> **What the exercise asks**: From the comment thread about a stewardess costume, extract the passage word for word, starting at "Oh, and the" and ending at "can't remember United.".
**** Document extract ****
Given that it's a stewardess costume, and that while you're cross-dressing you aren't trans, would a subtle "CWA" logo be appropriate? Or would that be tacky somehow?
Oh, and the scarf would work loosely knotted around the shoulders, I'd think, sort of shawl styled. (Or maybe a very small scarf tied around the neck inside the collar, sort of like an ascot but not really? Not sure if this would work.)
117: Can you still get the wings that flight attendants wore? They used to give them to me when flew as a kid.
My mother did have that hairstyle.
121: As did mine. Not the beard, though.
120: I wish I remembered Mom's description of the various airline's flight attendant images accurately; they were funny. Pan Am was glamorous, sophisticated European model types; TWA was nice Catholic school girls, better educated than the rest; American was cornfed Midwestern sexpots; and I can't remember United.
120: National Airlines (no longer exists, but it was one of the biggest then) went for the pure slut concept. Their commercials had an actress in a stewardess miniskirt and leather boots singing "I'm Laura, fly me." A later commercial had the line "National Airlines, Take me I'm yours."
87: sorry I typed that quickly and somewhat drunk and it didn't make much sense. What I meant was getting rid of rules against pedestrians in the roads.
117: all morning I was like, "What does Communications Workers of America have to do with any of this?"
I'm not really committed to it being a stewardess costume, if accessories lead me another way. We'll see what turns up this weekend.
I just saw a chance to repurpose what used to be my favorite O-Chem joke (airplane with two left wings and CWA on the tail).
**** Information shown ****
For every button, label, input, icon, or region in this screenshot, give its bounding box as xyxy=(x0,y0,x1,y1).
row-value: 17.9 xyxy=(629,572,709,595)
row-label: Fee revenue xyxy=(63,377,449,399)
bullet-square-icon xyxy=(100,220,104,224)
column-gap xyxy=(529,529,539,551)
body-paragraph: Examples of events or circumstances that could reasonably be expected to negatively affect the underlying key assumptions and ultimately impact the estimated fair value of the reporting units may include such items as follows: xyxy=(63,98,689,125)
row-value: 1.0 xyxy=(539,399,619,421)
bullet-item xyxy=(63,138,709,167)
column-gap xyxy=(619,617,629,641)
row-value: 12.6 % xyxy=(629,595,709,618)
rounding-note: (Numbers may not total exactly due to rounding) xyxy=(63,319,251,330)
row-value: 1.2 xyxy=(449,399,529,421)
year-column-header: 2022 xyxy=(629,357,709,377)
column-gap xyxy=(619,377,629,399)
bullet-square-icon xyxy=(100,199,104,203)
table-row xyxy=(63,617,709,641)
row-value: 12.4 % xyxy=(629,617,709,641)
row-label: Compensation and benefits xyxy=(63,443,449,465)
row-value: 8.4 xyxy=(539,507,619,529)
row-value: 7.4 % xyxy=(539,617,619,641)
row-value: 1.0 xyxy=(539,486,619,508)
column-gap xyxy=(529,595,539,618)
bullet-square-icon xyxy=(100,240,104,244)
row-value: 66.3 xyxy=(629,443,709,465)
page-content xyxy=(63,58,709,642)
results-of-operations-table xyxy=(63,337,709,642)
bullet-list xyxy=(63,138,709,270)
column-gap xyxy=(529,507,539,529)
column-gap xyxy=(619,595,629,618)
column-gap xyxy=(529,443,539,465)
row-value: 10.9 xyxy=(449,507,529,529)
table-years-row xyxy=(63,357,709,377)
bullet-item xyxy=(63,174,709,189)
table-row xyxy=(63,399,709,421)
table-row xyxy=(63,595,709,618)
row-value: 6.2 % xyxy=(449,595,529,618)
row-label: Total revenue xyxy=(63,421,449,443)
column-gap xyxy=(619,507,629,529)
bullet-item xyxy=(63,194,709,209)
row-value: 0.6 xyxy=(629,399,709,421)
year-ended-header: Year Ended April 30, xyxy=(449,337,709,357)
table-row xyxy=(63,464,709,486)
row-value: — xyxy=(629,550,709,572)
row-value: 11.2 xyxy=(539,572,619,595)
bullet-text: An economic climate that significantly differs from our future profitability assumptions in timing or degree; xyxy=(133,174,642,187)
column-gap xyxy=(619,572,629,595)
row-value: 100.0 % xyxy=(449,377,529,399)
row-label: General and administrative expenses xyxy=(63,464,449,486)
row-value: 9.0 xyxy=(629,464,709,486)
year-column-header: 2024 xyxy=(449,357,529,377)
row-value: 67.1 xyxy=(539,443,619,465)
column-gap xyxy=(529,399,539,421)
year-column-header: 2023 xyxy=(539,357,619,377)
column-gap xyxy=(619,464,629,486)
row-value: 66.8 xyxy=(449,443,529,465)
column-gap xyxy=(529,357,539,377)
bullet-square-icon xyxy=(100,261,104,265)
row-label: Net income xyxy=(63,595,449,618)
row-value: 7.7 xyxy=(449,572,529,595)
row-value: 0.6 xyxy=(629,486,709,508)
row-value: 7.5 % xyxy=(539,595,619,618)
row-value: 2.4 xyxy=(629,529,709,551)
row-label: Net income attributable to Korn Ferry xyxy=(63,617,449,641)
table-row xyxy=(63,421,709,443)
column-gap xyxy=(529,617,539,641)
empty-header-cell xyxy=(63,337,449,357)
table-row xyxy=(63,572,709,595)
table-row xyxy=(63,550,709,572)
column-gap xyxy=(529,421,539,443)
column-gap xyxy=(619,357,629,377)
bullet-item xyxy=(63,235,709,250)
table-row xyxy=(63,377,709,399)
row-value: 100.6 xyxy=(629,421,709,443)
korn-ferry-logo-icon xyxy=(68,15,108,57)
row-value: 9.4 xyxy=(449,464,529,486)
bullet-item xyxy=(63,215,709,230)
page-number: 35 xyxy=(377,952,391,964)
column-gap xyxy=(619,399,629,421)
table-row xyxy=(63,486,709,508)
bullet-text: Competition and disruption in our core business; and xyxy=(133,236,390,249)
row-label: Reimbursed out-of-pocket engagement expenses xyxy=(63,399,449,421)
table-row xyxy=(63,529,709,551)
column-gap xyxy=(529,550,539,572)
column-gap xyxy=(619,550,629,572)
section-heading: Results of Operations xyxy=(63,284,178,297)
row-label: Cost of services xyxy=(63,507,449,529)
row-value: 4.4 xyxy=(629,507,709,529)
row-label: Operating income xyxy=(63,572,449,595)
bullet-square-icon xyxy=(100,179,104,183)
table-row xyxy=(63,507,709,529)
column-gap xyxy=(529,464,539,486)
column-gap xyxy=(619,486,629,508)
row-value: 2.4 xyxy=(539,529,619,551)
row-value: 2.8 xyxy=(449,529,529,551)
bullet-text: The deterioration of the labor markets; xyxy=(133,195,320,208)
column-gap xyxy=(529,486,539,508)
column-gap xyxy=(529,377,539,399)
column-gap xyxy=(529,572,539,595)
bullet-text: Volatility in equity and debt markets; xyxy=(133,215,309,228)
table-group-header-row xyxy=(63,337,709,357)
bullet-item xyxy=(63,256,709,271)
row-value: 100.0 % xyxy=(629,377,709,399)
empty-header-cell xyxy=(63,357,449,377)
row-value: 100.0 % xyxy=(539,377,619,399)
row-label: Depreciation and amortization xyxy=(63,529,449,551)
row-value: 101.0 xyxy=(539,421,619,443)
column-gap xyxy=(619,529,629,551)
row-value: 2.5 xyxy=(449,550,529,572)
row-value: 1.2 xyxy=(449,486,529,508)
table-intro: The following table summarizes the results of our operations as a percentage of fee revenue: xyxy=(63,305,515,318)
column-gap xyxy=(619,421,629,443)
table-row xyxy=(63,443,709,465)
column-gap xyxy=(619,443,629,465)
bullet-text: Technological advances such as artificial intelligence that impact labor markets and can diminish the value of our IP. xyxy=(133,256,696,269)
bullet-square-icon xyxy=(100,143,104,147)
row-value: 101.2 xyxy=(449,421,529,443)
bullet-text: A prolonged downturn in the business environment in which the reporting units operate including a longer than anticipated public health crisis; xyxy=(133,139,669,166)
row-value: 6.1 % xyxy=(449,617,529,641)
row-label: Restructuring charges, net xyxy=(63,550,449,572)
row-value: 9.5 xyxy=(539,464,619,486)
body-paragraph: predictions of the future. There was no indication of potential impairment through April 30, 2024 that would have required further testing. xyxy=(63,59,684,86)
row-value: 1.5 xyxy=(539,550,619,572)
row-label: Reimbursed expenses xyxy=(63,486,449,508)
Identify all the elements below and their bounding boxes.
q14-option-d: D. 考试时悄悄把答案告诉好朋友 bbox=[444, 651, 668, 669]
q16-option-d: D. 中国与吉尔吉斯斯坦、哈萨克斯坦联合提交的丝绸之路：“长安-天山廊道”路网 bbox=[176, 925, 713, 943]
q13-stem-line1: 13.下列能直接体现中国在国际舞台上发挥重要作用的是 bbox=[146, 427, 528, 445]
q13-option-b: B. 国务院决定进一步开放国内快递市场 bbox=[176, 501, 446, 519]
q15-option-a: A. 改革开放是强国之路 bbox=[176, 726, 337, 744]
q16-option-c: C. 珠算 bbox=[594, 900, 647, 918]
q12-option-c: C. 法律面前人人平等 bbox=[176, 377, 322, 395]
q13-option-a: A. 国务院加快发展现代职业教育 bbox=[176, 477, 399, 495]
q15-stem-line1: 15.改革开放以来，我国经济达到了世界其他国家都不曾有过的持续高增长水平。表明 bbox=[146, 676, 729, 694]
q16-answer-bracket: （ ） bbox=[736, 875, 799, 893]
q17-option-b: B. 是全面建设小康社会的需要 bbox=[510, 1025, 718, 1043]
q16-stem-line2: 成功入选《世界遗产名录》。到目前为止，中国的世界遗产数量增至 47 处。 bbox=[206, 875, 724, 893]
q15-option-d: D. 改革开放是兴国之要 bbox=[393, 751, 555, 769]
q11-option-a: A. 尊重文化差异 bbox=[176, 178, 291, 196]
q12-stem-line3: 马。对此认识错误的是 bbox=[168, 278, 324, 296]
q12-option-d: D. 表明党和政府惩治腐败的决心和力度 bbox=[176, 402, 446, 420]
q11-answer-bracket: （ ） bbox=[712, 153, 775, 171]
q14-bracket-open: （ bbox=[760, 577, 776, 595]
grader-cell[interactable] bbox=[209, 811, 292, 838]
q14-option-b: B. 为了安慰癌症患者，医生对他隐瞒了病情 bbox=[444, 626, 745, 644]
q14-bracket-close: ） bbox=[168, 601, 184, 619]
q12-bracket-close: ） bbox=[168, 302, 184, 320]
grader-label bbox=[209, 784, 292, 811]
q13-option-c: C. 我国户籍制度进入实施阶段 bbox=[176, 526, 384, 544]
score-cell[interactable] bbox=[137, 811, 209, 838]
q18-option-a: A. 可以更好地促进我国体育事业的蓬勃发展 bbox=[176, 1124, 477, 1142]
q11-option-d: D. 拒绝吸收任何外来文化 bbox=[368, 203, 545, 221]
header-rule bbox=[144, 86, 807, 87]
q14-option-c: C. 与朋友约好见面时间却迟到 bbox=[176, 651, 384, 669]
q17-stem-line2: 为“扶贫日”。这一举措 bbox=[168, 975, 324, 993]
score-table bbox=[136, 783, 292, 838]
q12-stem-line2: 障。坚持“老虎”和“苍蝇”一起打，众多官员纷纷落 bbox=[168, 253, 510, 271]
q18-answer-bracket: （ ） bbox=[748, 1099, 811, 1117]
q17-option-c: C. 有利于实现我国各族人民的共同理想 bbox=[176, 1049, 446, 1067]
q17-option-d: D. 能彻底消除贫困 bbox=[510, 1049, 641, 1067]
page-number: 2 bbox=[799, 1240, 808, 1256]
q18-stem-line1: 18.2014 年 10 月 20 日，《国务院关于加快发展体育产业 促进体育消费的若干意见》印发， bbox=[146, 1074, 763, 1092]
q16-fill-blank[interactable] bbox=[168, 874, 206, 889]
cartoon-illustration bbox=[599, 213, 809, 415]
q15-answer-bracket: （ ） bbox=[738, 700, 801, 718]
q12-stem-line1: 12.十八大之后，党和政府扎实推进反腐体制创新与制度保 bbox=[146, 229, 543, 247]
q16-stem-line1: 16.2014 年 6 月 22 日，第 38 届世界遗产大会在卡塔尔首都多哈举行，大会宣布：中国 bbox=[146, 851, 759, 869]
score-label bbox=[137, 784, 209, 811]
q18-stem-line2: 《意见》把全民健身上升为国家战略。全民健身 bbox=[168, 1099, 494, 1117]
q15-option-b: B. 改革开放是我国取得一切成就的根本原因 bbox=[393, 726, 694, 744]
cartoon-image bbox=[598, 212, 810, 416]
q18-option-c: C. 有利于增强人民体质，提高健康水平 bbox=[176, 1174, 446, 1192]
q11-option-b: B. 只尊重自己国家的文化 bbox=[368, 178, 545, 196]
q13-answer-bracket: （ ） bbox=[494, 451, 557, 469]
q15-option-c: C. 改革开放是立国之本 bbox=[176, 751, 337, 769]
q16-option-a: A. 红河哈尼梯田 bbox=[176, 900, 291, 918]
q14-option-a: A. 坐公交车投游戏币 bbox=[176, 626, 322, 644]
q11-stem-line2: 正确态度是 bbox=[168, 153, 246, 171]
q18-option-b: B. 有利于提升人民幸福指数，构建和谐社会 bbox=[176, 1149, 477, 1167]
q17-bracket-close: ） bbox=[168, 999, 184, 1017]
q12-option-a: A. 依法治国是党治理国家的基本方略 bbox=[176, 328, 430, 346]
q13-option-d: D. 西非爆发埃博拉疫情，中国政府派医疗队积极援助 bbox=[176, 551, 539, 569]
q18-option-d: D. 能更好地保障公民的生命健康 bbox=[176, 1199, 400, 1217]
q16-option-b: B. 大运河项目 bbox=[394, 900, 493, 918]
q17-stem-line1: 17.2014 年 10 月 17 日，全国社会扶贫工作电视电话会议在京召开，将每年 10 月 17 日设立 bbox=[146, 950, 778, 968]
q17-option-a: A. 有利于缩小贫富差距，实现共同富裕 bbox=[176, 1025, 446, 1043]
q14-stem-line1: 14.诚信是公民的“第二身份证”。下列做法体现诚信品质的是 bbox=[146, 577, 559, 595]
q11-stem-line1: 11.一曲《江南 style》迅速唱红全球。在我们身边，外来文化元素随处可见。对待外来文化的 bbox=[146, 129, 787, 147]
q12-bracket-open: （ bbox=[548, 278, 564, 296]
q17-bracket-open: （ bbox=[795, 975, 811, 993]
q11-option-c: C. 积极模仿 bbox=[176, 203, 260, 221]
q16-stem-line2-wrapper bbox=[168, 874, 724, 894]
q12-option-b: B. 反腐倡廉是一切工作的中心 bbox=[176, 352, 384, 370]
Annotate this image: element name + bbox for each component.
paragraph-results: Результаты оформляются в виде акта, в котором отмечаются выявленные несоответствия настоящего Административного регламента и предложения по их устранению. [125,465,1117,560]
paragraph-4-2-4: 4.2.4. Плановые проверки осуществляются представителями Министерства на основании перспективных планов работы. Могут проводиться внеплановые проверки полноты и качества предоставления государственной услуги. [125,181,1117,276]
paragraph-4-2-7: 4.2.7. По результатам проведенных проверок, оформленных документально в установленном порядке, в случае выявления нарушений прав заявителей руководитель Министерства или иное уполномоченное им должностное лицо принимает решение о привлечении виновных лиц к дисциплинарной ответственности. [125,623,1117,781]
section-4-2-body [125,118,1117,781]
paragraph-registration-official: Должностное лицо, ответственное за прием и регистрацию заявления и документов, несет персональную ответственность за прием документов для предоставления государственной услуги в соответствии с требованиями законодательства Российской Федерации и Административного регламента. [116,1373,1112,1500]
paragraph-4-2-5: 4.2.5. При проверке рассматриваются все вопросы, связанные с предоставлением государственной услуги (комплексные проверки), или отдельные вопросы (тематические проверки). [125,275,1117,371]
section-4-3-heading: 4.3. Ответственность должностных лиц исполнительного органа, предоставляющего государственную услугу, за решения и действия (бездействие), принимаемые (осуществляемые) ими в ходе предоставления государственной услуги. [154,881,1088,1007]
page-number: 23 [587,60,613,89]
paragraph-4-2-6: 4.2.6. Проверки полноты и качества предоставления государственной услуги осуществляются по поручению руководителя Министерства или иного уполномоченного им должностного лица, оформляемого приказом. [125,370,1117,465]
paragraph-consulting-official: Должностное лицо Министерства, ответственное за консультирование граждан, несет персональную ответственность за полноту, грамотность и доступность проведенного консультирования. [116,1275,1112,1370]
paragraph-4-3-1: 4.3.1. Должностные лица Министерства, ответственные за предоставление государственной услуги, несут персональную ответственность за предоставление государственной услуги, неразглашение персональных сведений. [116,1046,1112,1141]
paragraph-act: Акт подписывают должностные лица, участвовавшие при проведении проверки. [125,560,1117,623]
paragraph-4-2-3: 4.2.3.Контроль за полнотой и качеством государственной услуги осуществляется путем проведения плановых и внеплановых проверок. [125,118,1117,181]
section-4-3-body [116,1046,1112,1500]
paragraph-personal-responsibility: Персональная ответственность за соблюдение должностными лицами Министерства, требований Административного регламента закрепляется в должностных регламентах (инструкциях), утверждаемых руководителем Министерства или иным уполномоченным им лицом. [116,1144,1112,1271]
****
> **Written response**:
Oh, and the scarf would work loosely knotted around the shoulders, I'd think, sort of shawl styled. (Or maybe a very small scarf tied around the neck inside the collar, sort of like an ascot but not really? Not sure if this would work.)
117: Can you still get the wings that flight attendants wore? They used to give them to me when flew as a kid.
My mother did have that hairstyle.
121: As did mine. Not the beard, though.
120: I wish I remembered Mom's description of the various airline's flight attendant images accurately; they were funny. Pan Am was glamorous, sophisticated European model types; TWA was nice Catholic school girls, better educated than the rest; American was cornfed Midwestern sexpots; and I can't remember United.